DIRECTIVE
The records below should be written out again, exactly.

EXCERPTED RECORDS
================

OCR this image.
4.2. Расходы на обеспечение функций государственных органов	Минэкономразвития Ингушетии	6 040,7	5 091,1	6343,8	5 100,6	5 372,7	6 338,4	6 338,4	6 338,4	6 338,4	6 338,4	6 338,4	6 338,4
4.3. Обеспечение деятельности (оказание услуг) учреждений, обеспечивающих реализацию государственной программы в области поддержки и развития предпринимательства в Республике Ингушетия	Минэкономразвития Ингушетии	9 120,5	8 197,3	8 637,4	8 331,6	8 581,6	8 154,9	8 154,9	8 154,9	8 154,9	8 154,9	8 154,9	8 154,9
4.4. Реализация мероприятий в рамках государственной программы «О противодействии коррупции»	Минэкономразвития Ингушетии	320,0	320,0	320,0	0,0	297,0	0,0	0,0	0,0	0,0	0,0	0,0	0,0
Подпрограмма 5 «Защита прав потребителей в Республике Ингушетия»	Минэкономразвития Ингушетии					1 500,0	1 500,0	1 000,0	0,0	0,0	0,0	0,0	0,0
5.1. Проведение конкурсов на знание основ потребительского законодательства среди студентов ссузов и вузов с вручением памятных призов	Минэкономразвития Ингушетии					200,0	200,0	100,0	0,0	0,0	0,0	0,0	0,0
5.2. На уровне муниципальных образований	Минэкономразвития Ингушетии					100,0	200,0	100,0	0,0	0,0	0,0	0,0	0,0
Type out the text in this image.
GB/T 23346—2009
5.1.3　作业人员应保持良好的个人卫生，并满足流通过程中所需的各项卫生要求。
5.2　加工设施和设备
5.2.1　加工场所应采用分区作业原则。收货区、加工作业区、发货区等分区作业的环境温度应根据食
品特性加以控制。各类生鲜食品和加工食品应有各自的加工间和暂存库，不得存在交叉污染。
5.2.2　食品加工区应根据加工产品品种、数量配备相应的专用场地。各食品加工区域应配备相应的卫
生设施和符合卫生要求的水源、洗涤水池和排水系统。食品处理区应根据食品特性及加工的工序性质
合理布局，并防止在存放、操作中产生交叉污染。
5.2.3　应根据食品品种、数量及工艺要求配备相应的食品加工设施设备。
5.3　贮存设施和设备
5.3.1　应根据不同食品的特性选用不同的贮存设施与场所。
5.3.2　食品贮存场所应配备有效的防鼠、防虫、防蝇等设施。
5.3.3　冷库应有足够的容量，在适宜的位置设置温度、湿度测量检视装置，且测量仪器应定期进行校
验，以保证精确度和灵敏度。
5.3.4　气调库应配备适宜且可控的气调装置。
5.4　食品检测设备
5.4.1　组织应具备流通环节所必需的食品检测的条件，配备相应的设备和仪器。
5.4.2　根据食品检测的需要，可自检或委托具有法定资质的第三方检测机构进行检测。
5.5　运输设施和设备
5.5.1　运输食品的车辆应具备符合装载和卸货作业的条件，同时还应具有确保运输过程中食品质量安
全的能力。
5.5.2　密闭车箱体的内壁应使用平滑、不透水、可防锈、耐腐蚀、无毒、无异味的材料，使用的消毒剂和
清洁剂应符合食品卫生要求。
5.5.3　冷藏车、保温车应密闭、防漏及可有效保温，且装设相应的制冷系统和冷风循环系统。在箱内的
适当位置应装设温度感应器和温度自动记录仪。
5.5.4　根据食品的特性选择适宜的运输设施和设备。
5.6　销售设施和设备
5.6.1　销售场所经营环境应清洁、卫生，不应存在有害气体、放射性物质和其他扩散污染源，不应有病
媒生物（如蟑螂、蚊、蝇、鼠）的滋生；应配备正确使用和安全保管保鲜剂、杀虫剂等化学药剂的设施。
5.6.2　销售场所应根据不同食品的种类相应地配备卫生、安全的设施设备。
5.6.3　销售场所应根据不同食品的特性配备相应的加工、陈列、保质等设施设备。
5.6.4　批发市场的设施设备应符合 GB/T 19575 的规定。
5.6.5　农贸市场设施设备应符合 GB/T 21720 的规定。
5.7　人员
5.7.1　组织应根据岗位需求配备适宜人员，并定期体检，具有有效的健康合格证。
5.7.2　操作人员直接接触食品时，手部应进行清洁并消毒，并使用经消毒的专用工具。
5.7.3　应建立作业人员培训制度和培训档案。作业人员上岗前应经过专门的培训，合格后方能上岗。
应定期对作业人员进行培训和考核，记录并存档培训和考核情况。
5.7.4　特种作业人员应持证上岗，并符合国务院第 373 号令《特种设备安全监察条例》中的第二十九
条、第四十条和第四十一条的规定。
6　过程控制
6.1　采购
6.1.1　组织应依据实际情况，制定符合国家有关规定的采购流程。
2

================

RESPONSE
OCR this image.
4.2. Расходы на обеспечение функций государственных органов	Минэкономразвития Ингушетии	6 040,7	5 091,1	6343,8	5 100,6	5 372,7	6 338,4	6 338,4	6 338,4	6 338,4	6 338,4	6 338,4	6 338,4
4.3. Обеспечение деятельности (оказание услуг) учреждений, обеспечивающих реализацию государственной программы в области поддержки и развития предпринимательства в Республике Ингушетия	Минэкономразвития Ингушетии	9 120,5	8 197,3	8 637,4	8 331,6	8 581,6	8 154,9	8 154,9	8 154,9	8 154,9	8 154,9	8 154,9	8 154,9
4.4. Реализация мероприятий в рамках государственной программы «О противодействии коррупции»	Минэкономразвития Ингушетии	320,0	320,0	320,0	0,0	297,0	0,0	0,0	0,0	0,0	0,0	0,0	0,0
Подпрограмма 5 «Защита прав потребителей в Республике Ингушетия»	Минэкономразвития Ингушетии					1 500,0	1 500,0	1 000,0	0,0	0,0	0,0	0,0	0,0
5.1. Проведение конкурсов на знание основ потребительского законодательства среди студентов ссузов и вузов с вручением памятных призов	Минэкономразвития Ингушетии					200,0	200,0	100,0	0,0	0,0	0,0	0,0	0,0
5.2. На уровне муниципальных образований	Минэкономразвития Ингушетии					100,0	200,0	100,0	0,0	0,0	0,0	0,0	0,0
Type out the text in this image.
GB/T 23346—2009
5.1.3　作业人员应保持良好的个人卫生，并满足流通过程中所需的各项卫生要求。
5.2　加工设施和设备
5.2.1　加工场所应采用分区作业原则。收货区、加工作业区、发货区等分区作业的环境温度应根据食
品特性加以控制。各类生鲜食品和加工食品应有各自的加工间和暂存库，不得存在交叉污染。
5.2.2　食品加工区应根据加工产品品种、数量配备相应的专用场地。各食品加工区域应配备相应的卫
生设施和符合卫生要求的水源、洗涤水池和排水系统。食品处理区应根据食品特性及加工的工序性质
合理布局，并防止在存放、操作中产生交叉污染。
5.2.3　应根据食品品种、数量及工艺要求配备相应的食品加工设施设备。
5.3　贮存设施和设备
5.3.1　应根据不同食品的特性选用不同的贮存设施与场所。
5.3.2　食品贮存场所应配备有效的防鼠、防虫、防蝇等设施。
5.3.3　冷库应有足够的容量，在适宜的位置设置温度、湿度测量检视装置，且测量仪器应定期进行校
验，以保证精确度和灵敏度。
5.3.4　气调库应配备适宜且可控的气调装置。
5.4　食品检测设备
5.4.1　组织应具备流通环节所必需的食品检测的条件，配备相应的设备和仪器。
5.4.2　根据食品检测的需要，可自检或委托具有法定资质的第三方检测机构进行检测。
5.5　运输设施和设备
5.5.1　运输食品的车辆应具备符合装载和卸货作业的条件，同时还应具有确保运输过程中食品质量安
全的能力。
5.5.2　密闭车箱体的内壁应使用平滑、不透水、可防锈、耐腐蚀、无毒、无异味的材料，使用的消毒剂和
清洁剂应符合食品卫生要求。
5.5.3　冷藏车、保温车应密闭、防漏及可有效保温，且装设相应的制冷系统和冷风循环系统。在箱内的
适当位置应装设温度感应器和温度自动记录仪。
5.5.4　根据食品的特性选择适宜的运输设施和设备。
5.6　销售设施和设备
5.6.1　销售场所经营环境应清洁、卫生，不应存在有害气体、放射性物质和其他扩散污染源，不应有病
媒生物（如蟑螂、蚊、蝇、鼠）的滋生；应配备正确使用和安全保管保鲜剂、杀虫剂等化学药剂的设施。
5.6.2　销售场所应根据不同食品的种类相应地配备卫生、安全的设施设备。
5.6.3　销售场所应根据不同食品的特性配备相应的加工、陈列、保质等设施设备。
5.6.4　批发市场的设施设备应符合 GB/T 19575 的规定。
5.6.5　农贸市场设施设备应符合 GB/T 21720 的规定。
5.7　人员
5.7.1　组织应根据岗位需求配备适宜人员，并定期体检，具有有效的健康合格证。
5.7.2　操作人员直接接触食品时，手部应进行清洁并消毒，并使用经消毒的专用工具。
5.7.3　应建立作业人员培训制度和培训档案。作业人员上岗前应经过专门的培训，合格后方能上岗。
应定期对作业人员进行培训和考核，记录并存档培训和考核情况。
5.7.4　特种作业人员应持证上岗，并符合国务院第 373 号令《特种设备安全监察条例》中的第二十九
条、第四十条和第四十一条的规定。
6　过程控制
6.1　采购
6.1.1　组织应依据实际情况，制定符合国家有关规定的采购流程。
2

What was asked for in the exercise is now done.